Write the records below out again exactly as given, with no images.

Saved data entries =
______

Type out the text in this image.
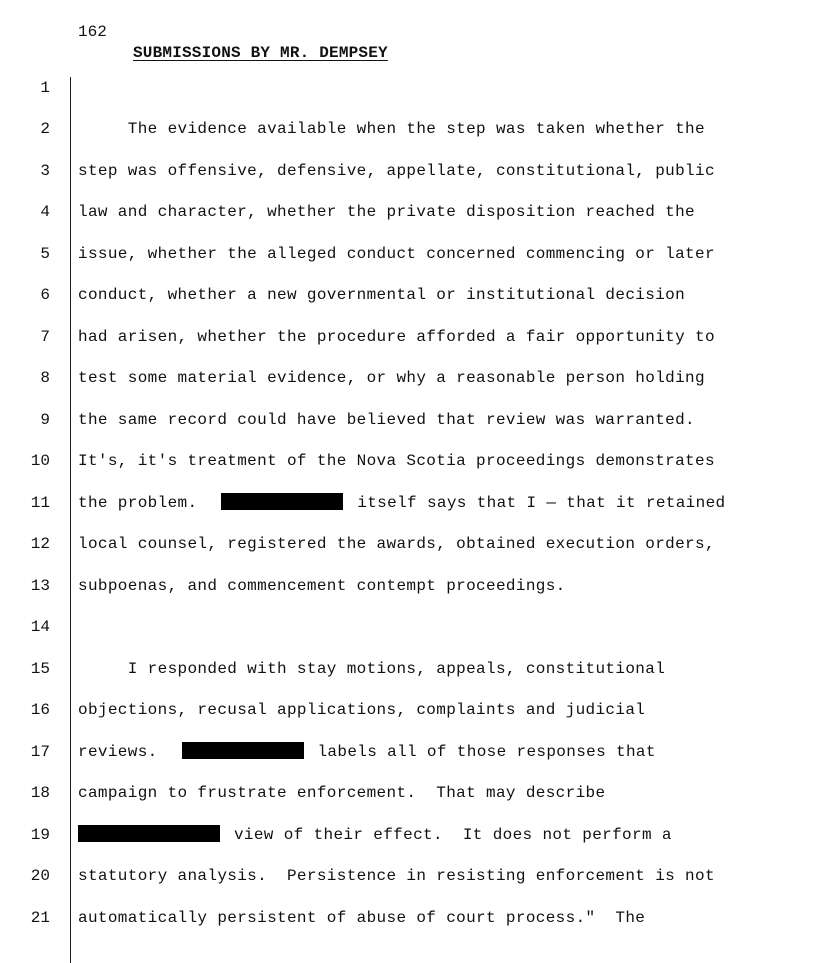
162
SUBMISSIONS BY MR. DEMPSEY
1
2 The evidence available when the step was taken whether the
3 step was offensive, defensive, appellate, constitutional, public
4 law and character, whether the private disposition reached the
5 issue, whether the alleged conduct concerned commencing or later
6 conduct, whether a new governmental or institutional decision
7 had arisen, whether the procedure afforded a fair opportunity to
8 test some material evidence, or why a reasonable person holding
9 the same record could have believed that review was warranted.
10 It's, it's treatment of the Nova Scotia proceedings demonstrates
11 the problem.	itself says that I — that it retained
12 local counsel, registered the awards, obtained execution orders,
13 subpoenas, and commencement contempt proceedings.
14
15 I responded with stay motions, appeals, constitutional
16 objections, recusal applications, complaints and judicial
17 reviews.	labels all of those responses that
18 campaign to frustrate enforcement.  That may describe
19	view of their effect.  It does not perform a
20 statutory analysis.  Persistence in resisting enforcement is not
21 automatically persistent of abuse of court process."  The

______

Response to this task =
Type out the text in this image.
162
SUBMISSIONS BY MR. DEMPSEY
1
2 The evidence available when the step was taken whether the
3 step was offensive, defensive, appellate, constitutional, public
4 law and character, whether the private disposition reached the
5 issue, whether the alleged conduct concerned commencing or later
6 conduct, whether a new governmental or institutional decision
7 had arisen, whether the procedure afforded a fair opportunity to
8 test some material evidence, or why a reasonable person holding
9 the same record could have believed that review was warranted.
10 It's, it's treatment of the Nova Scotia proceedings demonstrates
11 the problem.	itself says that I — that it retained
12 local counsel, registered the awards, obtained execution orders,
13 subpoenas, and commencement contempt proceedings.
14
15 I responded with stay motions, appeals, constitutional
16 objections, recusal applications, complaints and judicial
17 reviews.	labels all of those responses that
18 campaign to frustrate enforcement.  That may describe
19	view of their effect.  It does not perform a
20 statutory analysis.  Persistence in resisting enforcement is not
21 automatically persistent of abuse of court process."  The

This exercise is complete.